_EXTRACT PROVIDED_
The 1984 United States presidential election in Ohio took place on November 6, 1984. All 50 states and the District of Columbia, were part of the 1984 United States presidential election. State voters chose 23 electors to the Electoral College, which selected the president and vice president of the United States.

Ohio was won by incumbent United States President Ronald Reagan of California, who was running against former Vice President Walter Mondale of Minnesota. Reagan ran for a second time with incumbent Vice President and former C.I.A. Director George H. W. Bush of Texas, and Mondale ran with Representative Geraldine Ferraro of New York, the first major female candidate for the vice presidency.

Ohio's delegation in the United States House of Representatives switched from Republican to Democratic control despite Reagan's victory in the state.

The presidential election of 1984 was a very partisan election for Ohio, with over 99% of the electorate voting only either Democratic or Republican, though several more parties did appear on the ballot. All but six counties gave a majority to Reagan, and the remaining six--Cuyahoga along with five counties on Ohio's eastern border with Pennsylvania and West Virginia—gave Mondale a majority.

Ohio weighed in for this election as 0.12% more Republican than the national average. , this is the last election in which Lucas County, Athens County, and Summit County voted for a Republican presidential candidate, the last until 2016 that Ashtabula County voted for a Republican candidate and the last until 2020 that Lorain County voted for a Republican candidate.

Reagan won the election in Ohio with a decisive 18-point landslide, making Ohio slightly more Republican than the nation overall. Reagan won all but six of Ohio's counties, but, amongst the state's population centers, scored particularly strong wins in Hamilton and Franklin Counties, home to Cincinnati and Columbus and their closer-in suburbs, respectively; he won over 60% in both and won each by a raw vote margin of over 100,000 votes. Mondale's wins were limited to Cuyahoga, which he won with less than 60% of the vote, and a series of counties in Appalachian Ohio, along the border with Pennsylvania and West Virginia: Mahoning, Trumbull, Jefferson, Belmont, and Monroe. Unlike Eisenhower in 1952 and 1956 and Nixon in 1972, Reagan was unable to capture the state's largest county, Cuyahoga; however, Mondale was unable to retain Athens County (home to Ohio University), despite that it had voted Democratic in the last three straight elections (including for McGovern). While Pennsylvania and much of the Upper Midwest shifted more Democratic in this election, Ohio voted in line with the nation, presaging its role as the only large Midwestern state (and indeed as the only large state outside the South) to vote Republican in 2000, 2004, and 2020.   

As of the 2020 United States presidential election, this is the last time Ohio voted to the left of neighboring Michigan.

Democratic platform

Walter Mondale accepted the Democratic nomination for presidency after pulling narrowly ahead of Senator Gary Hart of Colorado and Rev. Jesse Jackson of Illinois - his main contenders during what would be a very contentious Democratic primary. During the campaign, Mondale was vocal about reduction of government spending, and, in particular, was vocal against heightened military spending on the nuclear arms race against the Soviet Union, which was reaching its peak on both sides in the early 1980s.

_RECORDS PROVIDED_
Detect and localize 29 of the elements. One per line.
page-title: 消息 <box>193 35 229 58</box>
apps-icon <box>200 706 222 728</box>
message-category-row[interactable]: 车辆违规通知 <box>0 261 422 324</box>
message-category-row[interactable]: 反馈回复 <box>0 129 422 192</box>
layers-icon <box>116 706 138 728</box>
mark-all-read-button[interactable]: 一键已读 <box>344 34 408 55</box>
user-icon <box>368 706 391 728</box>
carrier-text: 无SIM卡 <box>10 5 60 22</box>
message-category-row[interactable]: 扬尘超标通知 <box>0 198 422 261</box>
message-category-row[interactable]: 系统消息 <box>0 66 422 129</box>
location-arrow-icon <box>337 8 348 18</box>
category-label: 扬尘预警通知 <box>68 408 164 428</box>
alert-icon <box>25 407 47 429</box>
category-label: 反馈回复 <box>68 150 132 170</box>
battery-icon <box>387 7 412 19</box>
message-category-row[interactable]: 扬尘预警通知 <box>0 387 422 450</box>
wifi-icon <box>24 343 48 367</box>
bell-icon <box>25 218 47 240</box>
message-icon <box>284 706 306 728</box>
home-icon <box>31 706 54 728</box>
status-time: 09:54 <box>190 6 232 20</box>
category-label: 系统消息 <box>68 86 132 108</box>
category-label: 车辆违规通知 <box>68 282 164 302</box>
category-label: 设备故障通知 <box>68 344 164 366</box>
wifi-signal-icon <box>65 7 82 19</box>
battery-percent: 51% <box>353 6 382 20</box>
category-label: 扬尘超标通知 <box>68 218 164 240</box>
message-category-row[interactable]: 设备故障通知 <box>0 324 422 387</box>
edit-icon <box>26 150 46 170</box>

_INSTRUCTION_
Can you retype the passage on the 1984 presidential election in Ohio between "The 1984 United States presidential election in" and "in the state.", inclusive, with no changes?

_WRITTEN ANSWER_
The 1984 United States presidential election in Ohio took place on November 6, 1984. All 50 states and the District of Columbia, were part of the 1984 United States presidential election. State voters chose 23 electors to the Electoral College, which selected the president and vice president of the United States.

Ohio was won by incumbent United States President Ronald Reagan of California, who was running against former Vice President Walter Mondale of Minnesota. Reagan ran for a second time with incumbent Vice President and former C.I.A. Director George H. W. Bush of Texas, and Mondale ran with Representative Geraldine Ferraro of New York, the first major female candidate for the vice presidency.

Ohio's delegation in the United States House of Representatives switched from Republican to Democratic control despite Reagan's victory in the state.